## ARTÍCULO
###

Ángel Viñas
Franco, conspiración y asesinato
Con la muerte del general Balmes, víctima de un supuesto accidente, se inició la ejecución del golpe de Estado de julio de 1936. A partir de ahí se produjeron la escalada de Franco a la cúpula del poder y la cadena de tópicos con la que se ha pretendido justificar sus actos.
ÁNGEL VIÑAS 17/07/2011
No se necesita indicar año. Día y mes apuntan a la Guerra Civil, el parteaguas de nuestra historia contemporánea. Catástrofe para la inmensa mayoría. Ningún partido la reivindica hoy. Sin embargo, todavía hay políticos, comentaristas y algún que otro historiador que la justifican como inevitable.
Tal justificación cuenta con una larga tradición. Durante 35 años España entera se vio obligada a comulgar con la interpretación de los vencedores. Durante otros tantos años historiadores del más variado pelaje la hemos contrastado, penosamente, con la evidencia relevante de época. Salvo para algunos autores, los tres grandes mitos franquistas del 18 de julio no han resistido la contrastación:
-Desde las elecciones del Frente Popular de febrero de 1936 la República funcionaba en condiciones de crisis, con un Gobierno desbordado por las masas y en una situación en la que la democracia había desaparecido de España.
-La Patria se despeñaba por la senda de la revolución, impulsada por los malvados comunistas y por socialistas bolchevizados. En el primer caso, con el invalorable apoyo de Moscú, siempre atento a penetrar por el bajo vientre de Europa.
-El ejército y los sectores más sanos de la sociedad no tuvieron otro remedio que alzarse en armas contra un Gobierno que había perdido su legitimidad, si es que alguna vez la había tenido.
Los tres mitos se subsumen en uno solo: la culpa de la guerra, inevitable, recayó en las izquierdas. Tal fue la piedra berroqueña sobre la cual se asentó la "legitimidad de origen" del régimen orgullosamente autoproclamado del "18 de julio". El nuevo Estado de Franco.
Una doble tenaza contra las reformas
La conspiración antigubernamental se desató en serio en 1932. Abortado el golpe del general Sanjurjo en agosto, los descontentos pronto reanudaron sus actividades subversivas. Las vastas reformas políticas, sociales, culturales y económicas del bienio progresista constituyeron un desafío inaceptable. Sobre todo las últimas, con su promesa de reforma agraria que una buena parte de las derechas trató de aguar todo lo posible. Lo demostró hace muchos años Alejandro López. En 1933 monárquicos, militares y carlistas establecieron prometedores contactos operativos con la Italia fascista. En marzo de 1934 (¡atención a esta fecha!) Mussolini prometió su apoyo, en dinero y material, ante una sublevación mejor preparada. Al principio no fue necesaria llevarla a la práctica. El vaciado de las reformas se haría desde el Gobierno. El catolicismo político, nucleado en torno a la CEDA, se encargó de impulsar la tarea en el denominado bienio negro.

###

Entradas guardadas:
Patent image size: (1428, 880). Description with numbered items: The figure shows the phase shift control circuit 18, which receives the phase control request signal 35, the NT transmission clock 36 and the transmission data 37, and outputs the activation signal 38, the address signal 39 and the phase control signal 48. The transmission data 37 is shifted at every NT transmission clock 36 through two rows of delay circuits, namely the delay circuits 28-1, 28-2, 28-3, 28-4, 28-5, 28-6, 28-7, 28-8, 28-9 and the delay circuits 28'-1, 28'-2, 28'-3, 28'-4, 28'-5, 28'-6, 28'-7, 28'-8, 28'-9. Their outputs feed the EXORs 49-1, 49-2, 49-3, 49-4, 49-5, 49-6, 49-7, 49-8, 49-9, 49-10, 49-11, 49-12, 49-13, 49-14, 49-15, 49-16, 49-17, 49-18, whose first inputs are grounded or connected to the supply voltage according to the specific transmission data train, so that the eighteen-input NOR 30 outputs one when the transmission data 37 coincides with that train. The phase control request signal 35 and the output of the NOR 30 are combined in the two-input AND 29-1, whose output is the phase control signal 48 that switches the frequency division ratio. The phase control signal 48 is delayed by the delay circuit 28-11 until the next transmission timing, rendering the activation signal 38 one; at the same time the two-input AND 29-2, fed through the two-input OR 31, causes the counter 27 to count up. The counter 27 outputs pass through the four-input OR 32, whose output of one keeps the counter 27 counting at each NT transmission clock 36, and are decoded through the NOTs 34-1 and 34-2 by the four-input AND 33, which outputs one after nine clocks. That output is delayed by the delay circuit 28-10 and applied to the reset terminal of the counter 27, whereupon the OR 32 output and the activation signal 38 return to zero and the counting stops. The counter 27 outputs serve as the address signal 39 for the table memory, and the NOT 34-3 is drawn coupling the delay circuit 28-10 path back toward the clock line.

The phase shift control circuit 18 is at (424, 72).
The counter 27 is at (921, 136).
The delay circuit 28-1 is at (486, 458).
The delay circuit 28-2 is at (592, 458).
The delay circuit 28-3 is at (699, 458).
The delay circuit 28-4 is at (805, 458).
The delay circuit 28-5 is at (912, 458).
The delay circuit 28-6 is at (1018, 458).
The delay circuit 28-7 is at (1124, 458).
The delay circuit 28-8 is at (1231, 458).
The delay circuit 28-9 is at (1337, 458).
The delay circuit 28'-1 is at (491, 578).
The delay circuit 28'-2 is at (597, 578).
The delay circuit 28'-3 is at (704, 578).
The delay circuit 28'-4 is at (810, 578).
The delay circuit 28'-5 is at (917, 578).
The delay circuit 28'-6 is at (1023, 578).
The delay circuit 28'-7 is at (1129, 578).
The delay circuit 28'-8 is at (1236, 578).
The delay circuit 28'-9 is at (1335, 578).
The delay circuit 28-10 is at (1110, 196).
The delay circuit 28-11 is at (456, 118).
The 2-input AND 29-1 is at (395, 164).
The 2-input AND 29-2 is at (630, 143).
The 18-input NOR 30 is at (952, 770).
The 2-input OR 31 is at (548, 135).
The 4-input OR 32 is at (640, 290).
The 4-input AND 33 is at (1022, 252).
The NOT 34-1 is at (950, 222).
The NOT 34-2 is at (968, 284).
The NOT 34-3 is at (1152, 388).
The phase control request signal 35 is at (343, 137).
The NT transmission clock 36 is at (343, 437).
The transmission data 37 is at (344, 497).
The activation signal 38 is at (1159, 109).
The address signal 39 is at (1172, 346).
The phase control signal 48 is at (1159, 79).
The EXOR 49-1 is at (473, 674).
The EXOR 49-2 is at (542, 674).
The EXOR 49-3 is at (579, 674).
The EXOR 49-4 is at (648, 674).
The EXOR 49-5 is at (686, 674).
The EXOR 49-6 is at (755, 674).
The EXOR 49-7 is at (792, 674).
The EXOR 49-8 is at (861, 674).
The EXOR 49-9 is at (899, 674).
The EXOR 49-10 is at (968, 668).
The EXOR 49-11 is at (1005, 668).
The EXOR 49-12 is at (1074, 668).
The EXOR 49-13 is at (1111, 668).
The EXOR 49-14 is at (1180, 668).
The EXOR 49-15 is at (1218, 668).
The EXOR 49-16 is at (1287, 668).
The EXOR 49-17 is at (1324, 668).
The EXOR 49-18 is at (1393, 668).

###

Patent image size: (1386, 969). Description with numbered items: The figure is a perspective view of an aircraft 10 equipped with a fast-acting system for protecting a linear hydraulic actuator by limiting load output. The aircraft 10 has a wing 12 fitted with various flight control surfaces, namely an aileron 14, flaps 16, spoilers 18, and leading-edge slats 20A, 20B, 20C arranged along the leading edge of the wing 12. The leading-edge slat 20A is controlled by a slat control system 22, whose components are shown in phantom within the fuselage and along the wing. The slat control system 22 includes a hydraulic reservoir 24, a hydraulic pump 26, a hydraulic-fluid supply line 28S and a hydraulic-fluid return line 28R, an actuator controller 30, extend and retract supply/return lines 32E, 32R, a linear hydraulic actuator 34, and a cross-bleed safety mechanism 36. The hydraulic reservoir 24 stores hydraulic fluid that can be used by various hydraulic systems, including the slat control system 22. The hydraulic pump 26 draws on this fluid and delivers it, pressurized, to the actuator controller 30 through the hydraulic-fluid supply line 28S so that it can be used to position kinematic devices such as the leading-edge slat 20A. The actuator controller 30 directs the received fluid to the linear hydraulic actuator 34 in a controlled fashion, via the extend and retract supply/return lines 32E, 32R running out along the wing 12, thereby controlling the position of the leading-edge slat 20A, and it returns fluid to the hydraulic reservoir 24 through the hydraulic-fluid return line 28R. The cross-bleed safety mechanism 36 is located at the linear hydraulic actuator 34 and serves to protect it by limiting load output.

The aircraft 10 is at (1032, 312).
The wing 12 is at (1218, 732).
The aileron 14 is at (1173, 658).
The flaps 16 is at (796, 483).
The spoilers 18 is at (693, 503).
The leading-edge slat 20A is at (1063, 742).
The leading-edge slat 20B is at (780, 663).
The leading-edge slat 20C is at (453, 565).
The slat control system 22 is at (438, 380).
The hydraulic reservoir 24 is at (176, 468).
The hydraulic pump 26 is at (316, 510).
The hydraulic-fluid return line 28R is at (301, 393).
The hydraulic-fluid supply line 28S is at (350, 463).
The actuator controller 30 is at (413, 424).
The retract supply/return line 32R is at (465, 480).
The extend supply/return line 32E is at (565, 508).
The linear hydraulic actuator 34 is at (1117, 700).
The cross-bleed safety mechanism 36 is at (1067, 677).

###

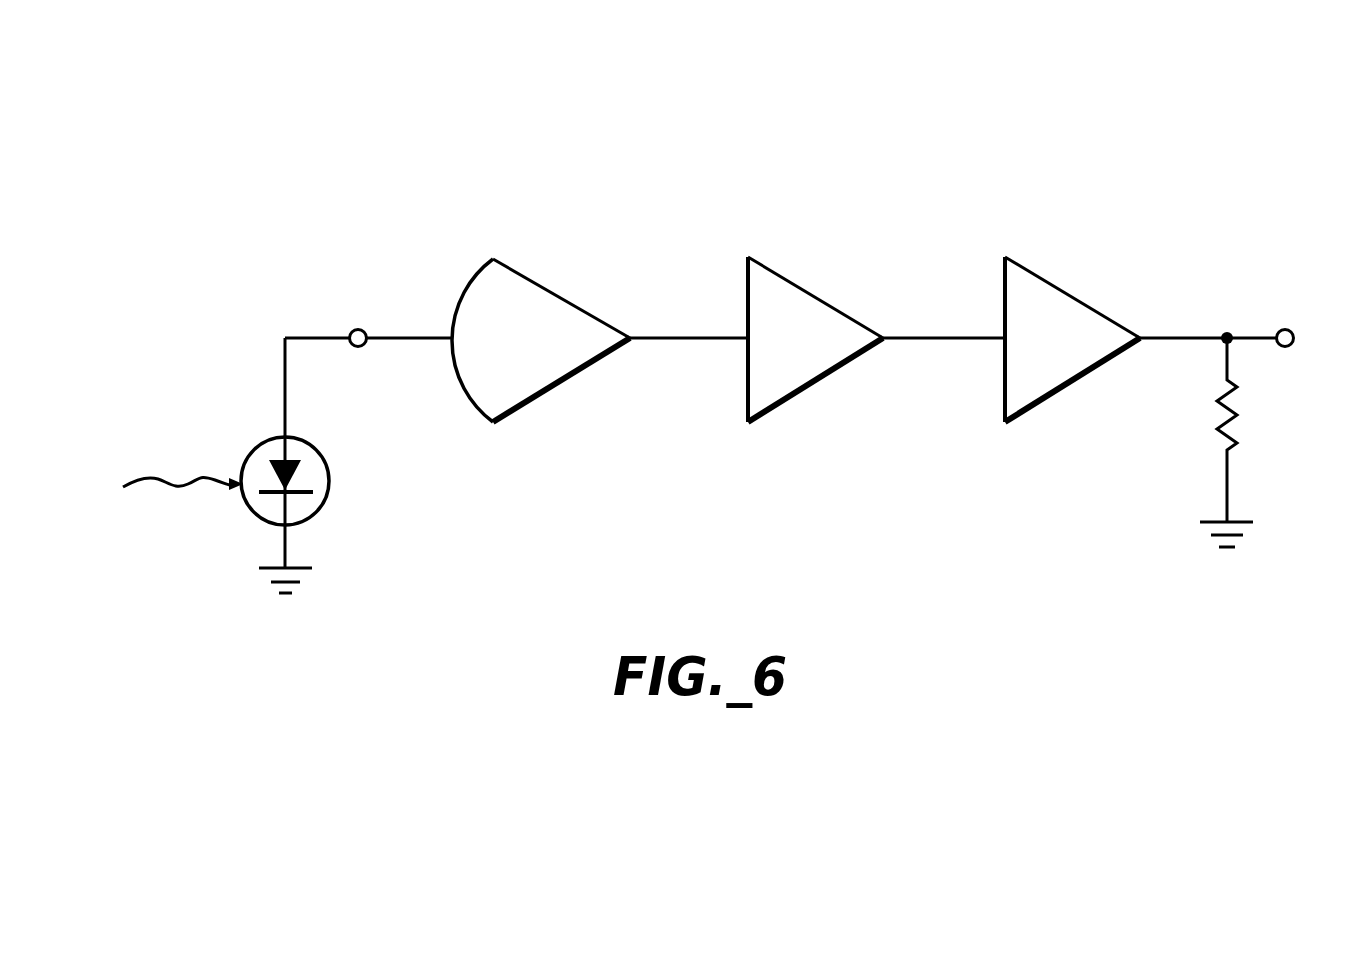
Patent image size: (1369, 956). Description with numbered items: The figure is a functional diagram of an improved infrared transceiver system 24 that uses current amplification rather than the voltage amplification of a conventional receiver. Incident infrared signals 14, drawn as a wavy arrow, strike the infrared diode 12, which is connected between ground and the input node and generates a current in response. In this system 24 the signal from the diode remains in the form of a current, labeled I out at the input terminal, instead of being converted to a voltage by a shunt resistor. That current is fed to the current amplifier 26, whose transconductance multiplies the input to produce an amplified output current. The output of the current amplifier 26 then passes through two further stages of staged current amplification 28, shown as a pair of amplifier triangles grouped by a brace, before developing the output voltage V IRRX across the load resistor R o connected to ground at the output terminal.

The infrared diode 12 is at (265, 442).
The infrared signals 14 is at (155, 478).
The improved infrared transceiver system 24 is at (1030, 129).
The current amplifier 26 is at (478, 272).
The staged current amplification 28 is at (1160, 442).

###

## LISTA DE TAREAS
A – Convierte en una lista breve el párrafo del artículo que empieza con "La conspiración antigubernamental se desató en serio en 1932", conservando sus hechos principales.
B – Responde con datos del artículo:
(i) ¿Qué fecha figura junto al nombre del autor?
(ii) ¿Durante cuántos años se vio obligada España entera a comulgar con la interpretación de los vencedores?
(iii) ¿En qué mes y año prometió Mussolini su apoyo a una sublevación?
Las entradas no hacen falta para nada de lo que se pide.

## SOLUCIONES
A –
- En 1932 la conspiración contra el Gobierno se desató en serio. Tras abortarse en agosto el golpe del general Sanjurjo, los descontentos reanudaron pronto sus actividades subversivas.
- Las amplias reformas del bienio progresista fueron un desafío inaceptable, sobre todo las económicas con su promesa de reforma agraria. Buena parte de las derechas trató de aguar esa reforma, como demostró Alejandro López.
- En 1933 monárquicos, militares y carlistas establecieron contactos operativos con la Italia fascista.
- En marzo de 1934 Mussolini prometió apoyo en dinero y material para una sublevación mejor preparada.
- Al principio no hizo falta sublevarse. El vaciado de las reformas se hizo desde el Gobierno, impulsado por el catolicismo político en torno a la CEDA durante el bienio negro.

B –
(i) El 17/07/2011.
(ii) Durante 35 años.
(iii) En marzo de 1934.